═════ DATA FOR THIS EXERCISE ═════

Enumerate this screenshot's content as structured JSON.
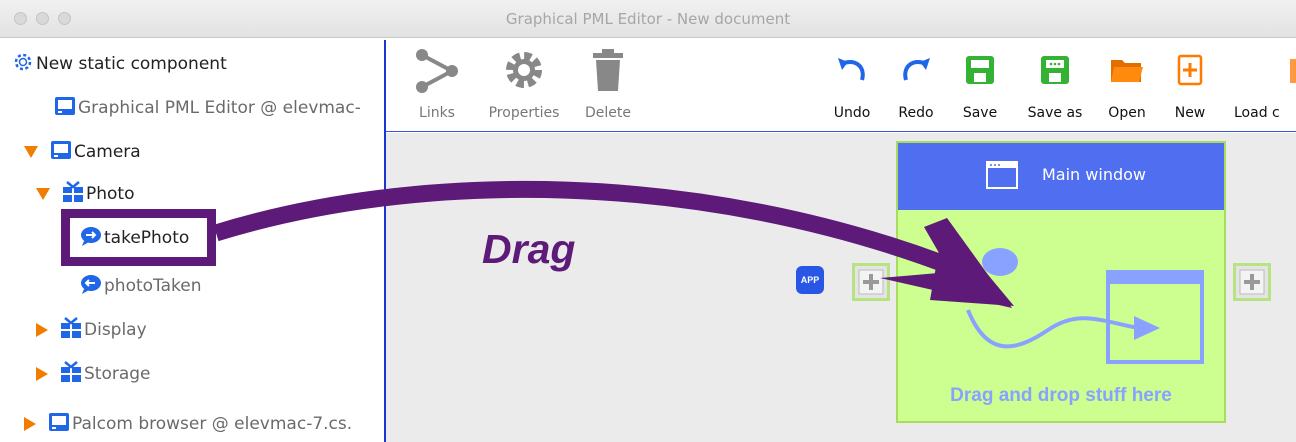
{
  "window": {
    "title": "Graphical PML Editor - New document"
  },
  "tree": {
    "root": "New static component",
    "items": [
      {
        "label": "Graphical PML Editor @ elevmac-"
      },
      {
        "label": "Camera"
      },
      {
        "label": "Photo"
      },
      {
        "label": "takePhoto"
      },
      {
        "label": "photoTaken"
      },
      {
        "label": "Display"
      },
      {
        "label": "Storage"
      },
      {
        "label": "Palcom browser @ elevmac-7.cs."
      }
    ]
  },
  "toolbar": {
    "links": "Links",
    "properties": "Properties",
    "delete": "Delete",
    "undo": "Undo",
    "redo": "Redo",
    "save": "Save",
    "save_as": "Save as",
    "open": "Open",
    "new": "New",
    "load": "Load c"
  },
  "canvas": {
    "main_window_title": "Main window",
    "drop_hint": "Drag and drop stuff here",
    "app_badge": "APP"
  },
  "annotation": {
    "drag": "Drag"
  },
  "colors": {
    "accent_blue": "#4f6ef0",
    "drop_area": "#ccff8f",
    "annotation_purple": "#5d1a78",
    "tree_arrow": "#f07d00"
  }
}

═════

Set each line of the records down exactly, leaving every picture out.

Enumerate this screenshot's content as structured JSON.
{
  "window": {
    "title": "Graphical PML Editor - New document"
  },
  "tree": {
    "root": "New static component",
    "items": [
      {
        "label": "Graphical PML Editor @ elevmac-"
      },
      {
        "label": "Camera"
      },
      {
        "label": "Photo"
      },
      {
        "label": "takePhoto"
      },
      {
        "label": "photoTaken"
      },
      {
        "label": "Display"
      },
      {
        "label": "Storage"
      },
      {
        "label": "Palcom browser @ elevmac-7.cs."
      }
    ]
  },
  "toolbar": {
    "links": "Links",
    "properties": "Properties",
    "delete": "Delete",
    "undo": "Undo",
    "redo": "Redo",
    "save": "Save",
    "save_as": "Save as",
    "open": "Open",
    "new": "New",
    "load": "Load c"
  },
  "canvas": {
    "main_window_title": "Main window",
    "drop_hint": "Drag and drop stuff here",
    "app_badge": "APP"
  },
  "annotation": {
    "drag": "Drag"
  },
  "colors": {
    "accent_blue": "#4f6ef0",
    "drop_area": "#ccff8f",
    "annotation_purple": "#5d1a78",
    "tree_arrow": "#f07d00"
  }
}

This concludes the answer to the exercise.